[Start SOURCE MATERIAL]

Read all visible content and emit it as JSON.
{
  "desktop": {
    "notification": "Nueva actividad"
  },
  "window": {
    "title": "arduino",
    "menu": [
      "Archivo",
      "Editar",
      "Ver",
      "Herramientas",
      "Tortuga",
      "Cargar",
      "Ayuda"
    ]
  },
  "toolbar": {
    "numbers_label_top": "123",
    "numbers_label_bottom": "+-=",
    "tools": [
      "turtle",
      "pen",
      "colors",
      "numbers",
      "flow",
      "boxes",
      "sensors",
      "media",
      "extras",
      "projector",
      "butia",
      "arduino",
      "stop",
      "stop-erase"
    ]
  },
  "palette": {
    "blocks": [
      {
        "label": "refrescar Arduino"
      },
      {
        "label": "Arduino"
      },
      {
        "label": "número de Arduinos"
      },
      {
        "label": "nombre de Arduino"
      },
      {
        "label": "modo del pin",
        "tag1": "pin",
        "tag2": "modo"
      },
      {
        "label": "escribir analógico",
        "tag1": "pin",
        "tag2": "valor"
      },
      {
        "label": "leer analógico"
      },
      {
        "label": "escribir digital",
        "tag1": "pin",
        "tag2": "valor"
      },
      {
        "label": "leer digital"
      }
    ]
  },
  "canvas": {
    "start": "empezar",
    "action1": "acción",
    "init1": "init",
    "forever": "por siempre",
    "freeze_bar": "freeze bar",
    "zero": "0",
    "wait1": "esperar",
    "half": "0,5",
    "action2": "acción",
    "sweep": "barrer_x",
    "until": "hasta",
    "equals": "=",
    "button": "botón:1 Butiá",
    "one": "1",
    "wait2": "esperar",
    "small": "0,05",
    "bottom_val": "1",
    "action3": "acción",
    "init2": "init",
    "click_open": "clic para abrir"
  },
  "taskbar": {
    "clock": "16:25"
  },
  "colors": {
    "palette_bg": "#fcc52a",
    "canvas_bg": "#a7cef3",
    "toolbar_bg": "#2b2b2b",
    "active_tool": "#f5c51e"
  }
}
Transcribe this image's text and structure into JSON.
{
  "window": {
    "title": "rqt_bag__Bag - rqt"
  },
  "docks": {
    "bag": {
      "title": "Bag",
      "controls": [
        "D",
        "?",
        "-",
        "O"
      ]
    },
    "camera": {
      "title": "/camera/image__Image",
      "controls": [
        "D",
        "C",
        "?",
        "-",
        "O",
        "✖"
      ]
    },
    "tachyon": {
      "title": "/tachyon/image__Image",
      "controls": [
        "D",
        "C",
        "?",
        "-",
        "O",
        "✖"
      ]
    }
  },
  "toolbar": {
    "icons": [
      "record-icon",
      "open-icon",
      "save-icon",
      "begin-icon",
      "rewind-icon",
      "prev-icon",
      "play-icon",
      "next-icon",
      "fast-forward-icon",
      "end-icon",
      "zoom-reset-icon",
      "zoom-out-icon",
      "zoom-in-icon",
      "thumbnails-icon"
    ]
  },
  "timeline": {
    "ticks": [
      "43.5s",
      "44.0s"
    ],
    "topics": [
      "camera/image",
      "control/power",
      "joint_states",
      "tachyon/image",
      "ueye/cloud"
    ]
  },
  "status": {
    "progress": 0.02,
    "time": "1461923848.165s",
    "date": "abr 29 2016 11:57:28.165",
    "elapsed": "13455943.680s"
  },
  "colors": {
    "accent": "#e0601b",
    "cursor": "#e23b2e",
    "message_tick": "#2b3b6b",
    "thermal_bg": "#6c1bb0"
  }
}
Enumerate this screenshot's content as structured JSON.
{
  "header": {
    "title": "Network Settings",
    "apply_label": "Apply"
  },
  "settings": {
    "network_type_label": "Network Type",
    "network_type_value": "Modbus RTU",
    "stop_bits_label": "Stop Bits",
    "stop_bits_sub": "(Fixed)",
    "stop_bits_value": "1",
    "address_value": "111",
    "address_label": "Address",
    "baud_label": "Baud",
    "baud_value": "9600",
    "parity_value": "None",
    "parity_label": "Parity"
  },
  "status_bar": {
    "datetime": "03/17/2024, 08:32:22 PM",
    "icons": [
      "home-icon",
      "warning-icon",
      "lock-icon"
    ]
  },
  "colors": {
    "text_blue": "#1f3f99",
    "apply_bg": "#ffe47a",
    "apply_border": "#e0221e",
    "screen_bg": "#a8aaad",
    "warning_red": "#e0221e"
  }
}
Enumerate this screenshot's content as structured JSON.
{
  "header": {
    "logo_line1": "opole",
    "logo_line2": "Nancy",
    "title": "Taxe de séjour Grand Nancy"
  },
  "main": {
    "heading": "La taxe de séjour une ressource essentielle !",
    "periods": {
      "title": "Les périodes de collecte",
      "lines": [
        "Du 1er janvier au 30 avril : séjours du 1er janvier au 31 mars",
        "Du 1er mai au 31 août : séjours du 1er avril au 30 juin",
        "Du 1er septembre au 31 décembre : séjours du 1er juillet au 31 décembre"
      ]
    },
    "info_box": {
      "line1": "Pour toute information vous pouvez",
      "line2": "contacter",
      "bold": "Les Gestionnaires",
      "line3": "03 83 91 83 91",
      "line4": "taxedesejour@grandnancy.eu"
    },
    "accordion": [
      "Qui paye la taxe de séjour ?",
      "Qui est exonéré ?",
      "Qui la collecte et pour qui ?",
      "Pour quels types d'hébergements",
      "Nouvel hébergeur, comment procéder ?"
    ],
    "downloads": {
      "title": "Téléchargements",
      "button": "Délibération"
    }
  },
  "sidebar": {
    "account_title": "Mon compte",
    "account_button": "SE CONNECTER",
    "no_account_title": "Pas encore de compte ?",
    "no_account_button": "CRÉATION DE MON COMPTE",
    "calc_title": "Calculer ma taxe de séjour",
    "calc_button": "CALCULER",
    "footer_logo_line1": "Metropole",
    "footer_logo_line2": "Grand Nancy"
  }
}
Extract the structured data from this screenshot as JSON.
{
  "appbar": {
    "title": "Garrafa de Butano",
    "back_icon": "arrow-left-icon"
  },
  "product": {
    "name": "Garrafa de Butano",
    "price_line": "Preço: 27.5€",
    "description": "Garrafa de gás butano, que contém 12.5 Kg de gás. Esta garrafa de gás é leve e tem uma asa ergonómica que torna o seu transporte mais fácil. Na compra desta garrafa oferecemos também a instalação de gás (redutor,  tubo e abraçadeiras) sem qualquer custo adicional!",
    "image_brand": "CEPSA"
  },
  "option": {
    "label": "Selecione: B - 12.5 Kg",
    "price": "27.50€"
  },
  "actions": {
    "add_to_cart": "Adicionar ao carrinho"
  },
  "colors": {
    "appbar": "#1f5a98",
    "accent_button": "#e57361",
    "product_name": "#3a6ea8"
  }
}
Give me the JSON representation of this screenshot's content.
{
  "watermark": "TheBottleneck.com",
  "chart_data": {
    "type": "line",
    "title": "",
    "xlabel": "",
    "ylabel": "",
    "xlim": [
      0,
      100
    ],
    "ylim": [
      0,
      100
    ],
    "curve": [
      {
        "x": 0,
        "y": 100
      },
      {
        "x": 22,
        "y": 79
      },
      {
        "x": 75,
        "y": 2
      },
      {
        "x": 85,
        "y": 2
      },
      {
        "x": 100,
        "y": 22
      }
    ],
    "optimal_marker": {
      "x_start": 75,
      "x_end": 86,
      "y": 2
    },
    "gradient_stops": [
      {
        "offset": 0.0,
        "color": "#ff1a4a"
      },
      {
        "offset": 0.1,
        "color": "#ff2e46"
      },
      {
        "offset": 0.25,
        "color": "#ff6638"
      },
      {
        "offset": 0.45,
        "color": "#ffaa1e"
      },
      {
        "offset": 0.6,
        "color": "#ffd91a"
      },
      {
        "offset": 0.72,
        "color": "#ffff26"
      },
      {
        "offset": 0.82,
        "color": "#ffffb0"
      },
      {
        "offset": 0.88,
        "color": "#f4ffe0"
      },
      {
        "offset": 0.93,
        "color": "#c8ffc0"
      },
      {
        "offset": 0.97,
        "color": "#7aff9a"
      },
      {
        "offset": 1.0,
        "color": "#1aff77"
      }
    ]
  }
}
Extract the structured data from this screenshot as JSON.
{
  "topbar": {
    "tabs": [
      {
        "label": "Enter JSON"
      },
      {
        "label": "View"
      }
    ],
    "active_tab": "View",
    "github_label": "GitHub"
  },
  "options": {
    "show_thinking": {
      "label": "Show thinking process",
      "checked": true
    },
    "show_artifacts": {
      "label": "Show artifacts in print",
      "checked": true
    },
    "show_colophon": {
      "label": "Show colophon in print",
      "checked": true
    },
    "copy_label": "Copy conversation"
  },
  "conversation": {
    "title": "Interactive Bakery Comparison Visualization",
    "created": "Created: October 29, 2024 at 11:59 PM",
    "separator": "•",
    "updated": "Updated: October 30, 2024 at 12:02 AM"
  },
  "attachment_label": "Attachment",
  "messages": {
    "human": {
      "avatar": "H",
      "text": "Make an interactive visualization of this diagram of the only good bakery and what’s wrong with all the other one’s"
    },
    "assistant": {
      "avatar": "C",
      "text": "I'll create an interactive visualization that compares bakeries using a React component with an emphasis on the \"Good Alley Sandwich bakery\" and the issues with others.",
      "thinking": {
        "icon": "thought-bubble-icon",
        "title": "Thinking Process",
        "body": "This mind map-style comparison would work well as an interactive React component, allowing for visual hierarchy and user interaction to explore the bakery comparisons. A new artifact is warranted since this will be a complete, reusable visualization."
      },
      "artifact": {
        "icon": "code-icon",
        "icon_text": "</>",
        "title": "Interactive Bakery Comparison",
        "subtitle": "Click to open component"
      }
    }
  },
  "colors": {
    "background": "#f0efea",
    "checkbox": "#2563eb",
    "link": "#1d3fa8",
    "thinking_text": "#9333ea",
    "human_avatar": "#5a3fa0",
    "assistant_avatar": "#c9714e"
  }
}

[End SOURCE MATERIAL]

## PROBLEM DESCRIPTION:
Pull out the lines above in which the word "escribir" appears.

## WORKED SOLUTION:
        "label": "escribir analógico",
        "label": "escribir digital",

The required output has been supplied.